- REQUEST: Here are some entries; quote each one exactly.

— start RECORDS SHOWN —

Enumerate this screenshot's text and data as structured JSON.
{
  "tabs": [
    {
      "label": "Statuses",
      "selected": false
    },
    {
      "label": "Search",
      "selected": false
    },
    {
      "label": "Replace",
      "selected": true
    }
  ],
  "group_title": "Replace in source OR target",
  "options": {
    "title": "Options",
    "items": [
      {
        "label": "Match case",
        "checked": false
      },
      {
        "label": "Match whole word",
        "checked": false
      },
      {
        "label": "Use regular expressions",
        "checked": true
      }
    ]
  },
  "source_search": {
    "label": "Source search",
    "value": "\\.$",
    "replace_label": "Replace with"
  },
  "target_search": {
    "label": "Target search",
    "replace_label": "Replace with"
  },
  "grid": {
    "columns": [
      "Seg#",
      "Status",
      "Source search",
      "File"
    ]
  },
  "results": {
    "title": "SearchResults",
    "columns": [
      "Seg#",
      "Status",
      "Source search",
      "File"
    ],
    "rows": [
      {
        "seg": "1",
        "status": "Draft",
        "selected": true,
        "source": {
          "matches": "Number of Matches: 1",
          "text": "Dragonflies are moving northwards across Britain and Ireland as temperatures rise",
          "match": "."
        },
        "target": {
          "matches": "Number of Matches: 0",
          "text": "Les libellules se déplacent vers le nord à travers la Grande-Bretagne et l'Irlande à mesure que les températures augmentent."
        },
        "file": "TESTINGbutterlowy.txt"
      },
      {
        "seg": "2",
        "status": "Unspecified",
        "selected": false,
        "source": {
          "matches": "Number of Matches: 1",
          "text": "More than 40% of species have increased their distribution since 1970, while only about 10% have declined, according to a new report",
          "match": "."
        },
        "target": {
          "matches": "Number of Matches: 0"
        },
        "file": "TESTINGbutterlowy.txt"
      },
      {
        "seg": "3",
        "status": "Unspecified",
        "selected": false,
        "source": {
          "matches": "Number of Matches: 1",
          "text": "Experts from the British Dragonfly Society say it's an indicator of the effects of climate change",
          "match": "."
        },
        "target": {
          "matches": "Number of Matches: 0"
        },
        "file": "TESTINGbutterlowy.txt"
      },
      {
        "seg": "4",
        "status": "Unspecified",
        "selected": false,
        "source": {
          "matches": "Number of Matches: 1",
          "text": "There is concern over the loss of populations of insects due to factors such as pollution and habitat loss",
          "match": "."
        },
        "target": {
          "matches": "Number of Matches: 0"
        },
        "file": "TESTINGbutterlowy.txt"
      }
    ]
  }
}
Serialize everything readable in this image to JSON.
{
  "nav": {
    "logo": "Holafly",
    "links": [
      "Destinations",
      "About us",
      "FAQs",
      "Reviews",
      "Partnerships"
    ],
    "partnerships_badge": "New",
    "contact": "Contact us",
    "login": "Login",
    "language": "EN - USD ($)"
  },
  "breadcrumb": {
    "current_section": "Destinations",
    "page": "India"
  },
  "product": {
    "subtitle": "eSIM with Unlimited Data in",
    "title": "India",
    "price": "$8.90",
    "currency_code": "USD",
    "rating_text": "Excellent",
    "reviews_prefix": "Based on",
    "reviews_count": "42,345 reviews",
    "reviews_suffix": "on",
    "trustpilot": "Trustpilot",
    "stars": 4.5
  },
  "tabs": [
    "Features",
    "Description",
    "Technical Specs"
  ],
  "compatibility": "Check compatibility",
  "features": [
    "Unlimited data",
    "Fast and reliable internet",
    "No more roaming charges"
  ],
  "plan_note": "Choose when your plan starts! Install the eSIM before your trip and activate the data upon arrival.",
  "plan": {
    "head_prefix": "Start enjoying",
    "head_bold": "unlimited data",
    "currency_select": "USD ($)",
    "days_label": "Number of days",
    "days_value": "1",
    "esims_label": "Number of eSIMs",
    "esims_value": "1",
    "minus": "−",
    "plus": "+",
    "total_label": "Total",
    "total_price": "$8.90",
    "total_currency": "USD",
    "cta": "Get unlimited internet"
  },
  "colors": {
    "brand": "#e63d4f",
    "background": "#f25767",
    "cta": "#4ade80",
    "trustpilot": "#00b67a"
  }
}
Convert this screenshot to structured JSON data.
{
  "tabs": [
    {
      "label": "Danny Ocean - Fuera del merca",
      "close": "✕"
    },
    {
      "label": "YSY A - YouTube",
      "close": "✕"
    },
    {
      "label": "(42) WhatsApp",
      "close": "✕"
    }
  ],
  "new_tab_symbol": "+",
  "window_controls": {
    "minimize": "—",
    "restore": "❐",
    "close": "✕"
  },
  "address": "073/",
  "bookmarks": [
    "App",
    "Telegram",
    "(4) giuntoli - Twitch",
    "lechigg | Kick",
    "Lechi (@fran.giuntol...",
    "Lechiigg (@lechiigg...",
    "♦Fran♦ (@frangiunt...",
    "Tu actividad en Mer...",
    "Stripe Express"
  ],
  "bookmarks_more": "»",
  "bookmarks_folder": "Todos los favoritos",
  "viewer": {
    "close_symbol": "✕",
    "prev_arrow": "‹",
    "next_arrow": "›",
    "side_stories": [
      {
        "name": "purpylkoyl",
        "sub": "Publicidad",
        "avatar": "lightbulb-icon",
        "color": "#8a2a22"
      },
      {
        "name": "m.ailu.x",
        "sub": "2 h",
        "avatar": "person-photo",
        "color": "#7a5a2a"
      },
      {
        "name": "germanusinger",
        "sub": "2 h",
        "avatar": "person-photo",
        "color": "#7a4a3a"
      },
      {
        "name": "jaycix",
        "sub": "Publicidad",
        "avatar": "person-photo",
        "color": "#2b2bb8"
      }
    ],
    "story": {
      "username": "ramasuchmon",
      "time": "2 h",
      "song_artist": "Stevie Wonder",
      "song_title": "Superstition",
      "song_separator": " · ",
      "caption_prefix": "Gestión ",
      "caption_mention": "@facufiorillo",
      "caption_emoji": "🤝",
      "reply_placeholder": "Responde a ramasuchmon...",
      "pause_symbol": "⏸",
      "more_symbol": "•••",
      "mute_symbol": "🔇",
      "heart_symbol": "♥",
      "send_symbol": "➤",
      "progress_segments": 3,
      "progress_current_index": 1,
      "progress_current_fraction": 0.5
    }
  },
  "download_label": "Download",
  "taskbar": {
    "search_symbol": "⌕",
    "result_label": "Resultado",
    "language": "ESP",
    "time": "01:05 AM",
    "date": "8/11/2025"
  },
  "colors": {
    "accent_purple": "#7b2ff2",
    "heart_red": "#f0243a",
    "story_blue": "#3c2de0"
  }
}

— end RECORDS SHOWN —

- EXPECTED OUTPUT:
Enumerate this screenshot's text and data as structured JSON.
{
  "tabs": [
    {
      "label": "Statuses",
      "selected": false
    },
    {
      "label": "Search",
      "selected": false
    },
    {
      "label": "Replace",
      "selected": true
    }
  ],
  "group_title": "Replace in source OR target",
  "options": {
    "title": "Options",
    "items": [
      {
        "label": "Match case",
        "checked": false
      },
      {
        "label": "Match whole word",
        "checked": false
      },
      {
        "label": "Use regular expressions",
        "checked": true
      }
    ]
  },
  "source_search": {
    "label": "Source search",
    "value": "\\.$",
    "replace_label": "Replace with"
  },
  "target_search": {
    "label": "Target search",
    "replace_label": "Replace with"
  },
  "grid": {
    "columns": [
      "Seg#",
      "Status",
      "Source search",
      "File"
    ]
  },
  "results": {
    "title": "SearchResults",
    "columns": [
      "Seg#",
      "Status",
      "Source search",
      "File"
    ],
    "rows": [
      {
        "seg": "1",
        "status": "Draft",
        "selected": true,
        "source": {
          "matches": "Number of Matches: 1",
          "text": "Dragonflies are moving northwards across Britain and Ireland as temperatures rise",
          "match": "."
        },
        "target": {
          "matches": "Number of Matches: 0",
          "text": "Les libellules se déplacent vers le nord à travers la Grande-Bretagne et l'Irlande à mesure que les températures augmentent."
        },
        "file": "TESTINGbutterlowy.txt"
      },
      {
        "seg": "2",
        "status": "Unspecified",
        "selected": false,
        "source": {
          "matches": "Number of Matches: 1",
          "text": "More than 40% of species have increased their distribution since 1970, while only about 10% have declined, according to a new report",
          "match": "."
        },
        "target": {
          "matches": "Number of Matches: 0"
        },
        "file": "TESTINGbutterlowy.txt"
      },
      {
        "seg": "3",
        "status": "Unspecified",
        "selected": false,
        "source": {
          "matches": "Number of Matches: 1",
          "text": "Experts from the British Dragonfly Society say it's an indicator of the effects of climate change",
          "match": "."
        },
        "target": {
          "matches": "Number of Matches: 0"
        },
        "file": "TESTINGbutterlowy.txt"
      },
      {
        "seg": "4",
        "status": "Unspecified",
        "selected": false,
        "source": {
          "matches": "Number of Matches: 1",
          "text": "There is concern over the loss of populations of insects due to factors such as pollution and habitat loss",
          "match": "."
        },
        "target": {
          "matches": "Number of Matches: 0"
        },
        "file": "TESTINGbutterlowy.txt"
      }
    ]
  }
}
Serialize everything readable in this image to JSON.
{
  "nav": {
    "logo": "Holafly",
    "links": [
      "Destinations",
      "About us",
      "FAQs",
      "Reviews",
      "Partnerships"
    ],
    "partnerships_badge": "New",
    "contact": "Contact us",
    "login": "Login",
    "language": "EN - USD ($)"
  },
  "breadcrumb": {
    "current_section": "Destinations",
    "page": "India"
  },
  "product": {
    "subtitle": "eSIM with Unlimited Data in",
    "title": "India",
    "price": "$8.90",
    "currency_code": "USD",
    "rating_text": "Excellent",
    "reviews_prefix": "Based on",
    "reviews_count": "42,345 reviews",
    "reviews_suffix": "on",
    "trustpilot": "Trustpilot",
    "stars": 4.5
  },
  "tabs": [
    "Features",
    "Description",
    "Technical Specs"
  ],
  "compatibility": "Check compatibility",
  "features": [
    "Unlimited data",
    "Fast and reliable internet",
    "No more roaming charges"
  ],
  "plan_note": "Choose when your plan starts! Install the eSIM before your trip and activate the data upon arrival.",
  "plan": {
    "head_prefix": "Start enjoying",
    "head_bold": "unlimited data",
    "currency_select": "USD ($)",
    "days_label": "Number of days",
    "days_value": "1",
    "esims_label": "Number of eSIMs",
    "esims_value": "1",
    "minus": "−",
    "plus": "+",
    "total_label": "Total",
    "total_price": "$8.90",
    "total_currency": "USD",
    "cta": "Get unlimited internet"
  },
  "colors": {
    "brand": "#e63d4f",
    "background": "#f25767",
    "cta": "#4ade80",
    "trustpilot": "#00b67a"
  }
}
Convert this screenshot to structured JSON data.
{
  "tabs": [
    {
      "label": "Danny Ocean - Fuera del merca",
      "close": "✕"
    },
    {
      "label": "YSY A - YouTube",
      "close": "✕"
    },
    {
      "label": "(42) WhatsApp",
      "close": "✕"
    }
  ],
  "new_tab_symbol": "+",
  "window_controls": {
    "minimize": "—",
    "restore": "❐",
    "close": "✕"
  },
  "address": "073/",
  "bookmarks": [
    "App",
    "Telegram",
    "(4) giuntoli - Twitch",
    "lechigg | Kick",
    "Lechi (@fran.giuntol...",
    "Lechiigg (@lechiigg...",
    "♦Fran♦ (@frangiunt...",
    "Tu actividad en Mer...",
    "Stripe Express"
  ],
  "bookmarks_more": "»",
  "bookmarks_folder": "Todos los favoritos",
  "viewer": {
    "close_symbol": "✕",
    "prev_arrow": "‹",
    "next_arrow": "›",
    "side_stories": [
      {
        "name": "purpylkoyl",
        "sub": "Publicidad",
        "avatar": "lightbulb-icon",
        "color": "#8a2a22"
      },
      {
        "name": "m.ailu.x",
        "sub": "2 h",
        "avatar": "person-photo",
        "color": "#7a5a2a"
      },
      {
        "name": "germanusinger",
        "sub": "2 h",
        "avatar": "person-photo",
        "color": "#7a4a3a"
      },
      {
        "name": "jaycix",
        "sub": "Publicidad",
        "avatar": "person-photo",
        "color": "#2b2bb8"
      }
    ],
    "story": {
      "username": "ramasuchmon",
      "time": "2 h",
      "song_artist": "Stevie Wonder",
      "song_title": "Superstition",
      "song_separator": " · ",
      "caption_prefix": "Gestión ",
      "caption_mention": "@facufiorillo",
      "caption_emoji": "🤝",
      "reply_placeholder": "Responde a ramasuchmon...",
      "pause_symbol": "⏸",
      "more_symbol": "•••",
      "mute_symbol": "🔇",
      "heart_symbol": "♥",
      "send_symbol": "➤",
      "progress_segments": 3,
      "progress_current_index": 1,
      "progress_current_fraction": 0.5
    }
  },
  "download_label": "Download",
  "taskbar": {
    "search_symbol": "⌕",
    "result_label": "Resultado",
    "language": "ESP",
    "time": "01:05 AM",
    "date": "8/11/2025"
  },
  "colors": {
    "accent_purple": "#7b2ff2",
    "heart_red": "#f0243a",
    "story_blue": "#3c2de0"
  }
}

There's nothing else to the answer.